* Problem
Retype all of the data exactly as given.

* Records for this task
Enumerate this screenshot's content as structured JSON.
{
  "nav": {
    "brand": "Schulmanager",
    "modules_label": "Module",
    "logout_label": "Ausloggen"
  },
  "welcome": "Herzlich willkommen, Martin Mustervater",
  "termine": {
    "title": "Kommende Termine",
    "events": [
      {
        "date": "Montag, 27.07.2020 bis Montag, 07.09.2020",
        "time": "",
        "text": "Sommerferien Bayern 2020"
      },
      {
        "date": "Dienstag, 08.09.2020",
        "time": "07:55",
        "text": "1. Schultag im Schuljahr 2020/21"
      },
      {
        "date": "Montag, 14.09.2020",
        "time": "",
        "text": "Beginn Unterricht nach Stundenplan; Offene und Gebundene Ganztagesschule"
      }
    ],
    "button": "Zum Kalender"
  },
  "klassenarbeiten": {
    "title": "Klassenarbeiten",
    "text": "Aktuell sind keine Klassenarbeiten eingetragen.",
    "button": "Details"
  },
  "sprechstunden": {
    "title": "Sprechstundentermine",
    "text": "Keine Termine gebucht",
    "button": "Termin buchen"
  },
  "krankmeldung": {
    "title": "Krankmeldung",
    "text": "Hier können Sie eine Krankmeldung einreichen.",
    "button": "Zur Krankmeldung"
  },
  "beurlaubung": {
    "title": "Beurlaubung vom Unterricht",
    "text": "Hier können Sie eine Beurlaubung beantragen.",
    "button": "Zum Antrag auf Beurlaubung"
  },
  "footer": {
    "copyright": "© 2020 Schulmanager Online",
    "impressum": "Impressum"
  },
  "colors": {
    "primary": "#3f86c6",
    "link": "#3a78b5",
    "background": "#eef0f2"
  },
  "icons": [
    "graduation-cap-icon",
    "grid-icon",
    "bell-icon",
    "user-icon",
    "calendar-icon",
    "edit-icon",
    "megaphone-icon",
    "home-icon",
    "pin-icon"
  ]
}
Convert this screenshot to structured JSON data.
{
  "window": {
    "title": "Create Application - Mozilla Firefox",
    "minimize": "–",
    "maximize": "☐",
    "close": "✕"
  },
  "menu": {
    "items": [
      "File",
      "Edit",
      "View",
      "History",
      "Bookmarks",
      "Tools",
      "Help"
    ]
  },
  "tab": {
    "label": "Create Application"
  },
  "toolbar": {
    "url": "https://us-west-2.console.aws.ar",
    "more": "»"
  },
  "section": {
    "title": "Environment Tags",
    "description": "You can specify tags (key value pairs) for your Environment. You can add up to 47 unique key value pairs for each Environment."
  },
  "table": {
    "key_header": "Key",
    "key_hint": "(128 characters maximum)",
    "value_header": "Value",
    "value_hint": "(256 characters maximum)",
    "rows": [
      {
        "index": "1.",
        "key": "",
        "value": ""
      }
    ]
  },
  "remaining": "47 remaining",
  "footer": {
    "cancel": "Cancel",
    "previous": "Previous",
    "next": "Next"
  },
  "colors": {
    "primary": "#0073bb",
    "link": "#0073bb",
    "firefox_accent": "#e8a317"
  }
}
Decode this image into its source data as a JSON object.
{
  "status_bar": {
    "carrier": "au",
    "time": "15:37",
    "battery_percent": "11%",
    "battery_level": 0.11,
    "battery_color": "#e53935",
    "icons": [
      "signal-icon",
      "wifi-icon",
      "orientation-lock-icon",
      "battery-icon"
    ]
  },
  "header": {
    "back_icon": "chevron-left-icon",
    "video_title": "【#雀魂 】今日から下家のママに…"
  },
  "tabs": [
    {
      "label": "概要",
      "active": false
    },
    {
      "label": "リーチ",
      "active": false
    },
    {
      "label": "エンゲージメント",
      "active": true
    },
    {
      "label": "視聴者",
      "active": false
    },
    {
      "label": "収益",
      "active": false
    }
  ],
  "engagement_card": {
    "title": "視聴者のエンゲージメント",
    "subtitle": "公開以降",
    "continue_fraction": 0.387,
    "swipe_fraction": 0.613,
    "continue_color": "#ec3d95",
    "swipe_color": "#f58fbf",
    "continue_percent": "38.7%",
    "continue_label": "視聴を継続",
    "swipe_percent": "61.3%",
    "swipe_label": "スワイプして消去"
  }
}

* Result
Enumerate this screenshot's content as structured JSON.
{
  "nav": {
    "brand": "Schulmanager",
    "modules_label": "Module",
    "logout_label": "Ausloggen"
  },
  "welcome": "Herzlich willkommen, Martin Mustervater",
  "termine": {
    "title": "Kommende Termine",
    "events": [
      {
        "date": "Montag, 27.07.2020 bis Montag, 07.09.2020",
        "time": "",
        "text": "Sommerferien Bayern 2020"
      },
      {
        "date": "Dienstag, 08.09.2020",
        "time": "07:55",
        "text": "1. Schultag im Schuljahr 2020/21"
      },
      {
        "date": "Montag, 14.09.2020",
        "time": "",
        "text": "Beginn Unterricht nach Stundenplan; Offene und Gebundene Ganztagesschule"
      }
    ],
    "button": "Zum Kalender"
  },
  "klassenarbeiten": {
    "title": "Klassenarbeiten",
    "text": "Aktuell sind keine Klassenarbeiten eingetragen.",
    "button": "Details"
  },
  "sprechstunden": {
    "title": "Sprechstundentermine",
    "text": "Keine Termine gebucht",
    "button": "Termin buchen"
  },
  "krankmeldung": {
    "title": "Krankmeldung",
    "text": "Hier können Sie eine Krankmeldung einreichen.",
    "button": "Zur Krankmeldung"
  },
  "beurlaubung": {
    "title": "Beurlaubung vom Unterricht",
    "text": "Hier können Sie eine Beurlaubung beantragen.",
    "button": "Zum Antrag auf Beurlaubung"
  },
  "footer": {
    "copyright": "© 2020 Schulmanager Online",
    "impressum": "Impressum"
  },
  "colors": {
    "primary": "#3f86c6",
    "link": "#3a78b5",
    "background": "#eef0f2"
  },
  "icons": [
    "graduation-cap-icon",
    "grid-icon",
    "bell-icon",
    "user-icon",
    "calendar-icon",
    "edit-icon",
    "megaphone-icon",
    "home-icon",
    "pin-icon"
  ]
}
Convert this screenshot to structured JSON data.
{
  "window": {
    "title": "Create Application - Mozilla Firefox",
    "minimize": "–",
    "maximize": "☐",
    "close": "✕"
  },
  "menu": {
    "items": [
      "File",
      "Edit",
      "View",
      "History",
      "Bookmarks",
      "Tools",
      "Help"
    ]
  },
  "tab": {
    "label": "Create Application"
  },
  "toolbar": {
    "url": "https://us-west-2.console.aws.ar",
    "more": "»"
  },
  "section": {
    "title": "Environment Tags",
    "description": "You can specify tags (key value pairs) for your Environment. You can add up to 47 unique key value pairs for each Environment."
  },
  "table": {
    "key_header": "Key",
    "key_hint": "(128 characters maximum)",
    "value_header": "Value",
    "value_hint": "(256 characters maximum)",
    "rows": [
      {
        "index": "1.",
        "key": "",
        "value": ""
      }
    ]
  },
  "remaining": "47 remaining",
  "footer": {
    "cancel": "Cancel",
    "previous": "Previous",
    "next": "Next"
  },
  "colors": {
    "primary": "#0073bb",
    "link": "#0073bb",
    "firefox_accent": "#e8a317"
  }
}
Decode this image into its source data as a JSON object.
{
  "status_bar": {
    "carrier": "au",
    "time": "15:37",
    "battery_percent": "11%",
    "battery_level": 0.11,
    "battery_color": "#e53935",
    "icons": [
      "signal-icon",
      "wifi-icon",
      "orientation-lock-icon",
      "battery-icon"
    ]
  },
  "header": {
    "back_icon": "chevron-left-icon",
    "video_title": "【#雀魂 】今日から下家のママに…"
  },
  "tabs": [
    {
      "label": "概要",
      "active": false
    },
    {
      "label": "リーチ",
      "active": false
    },
    {
      "label": "エンゲージメント",
      "active": true
    },
    {
      "label": "視聴者",
      "active": false
    },
    {
      "label": "収益",
      "active": false
    }
  ],
  "engagement_card": {
    "title": "視聴者のエンゲージメント",
    "subtitle": "公開以降",
    "continue_fraction": 0.387,
    "swipe_fraction": 0.613,
    "continue_color": "#ec3d95",
    "swipe_color": "#f58fbf",
    "continue_percent": "38.7%",
    "continue_label": "視聴を継続",
    "swipe_percent": "61.3%",
    "swipe_label": "スワイプして消去"
  }
}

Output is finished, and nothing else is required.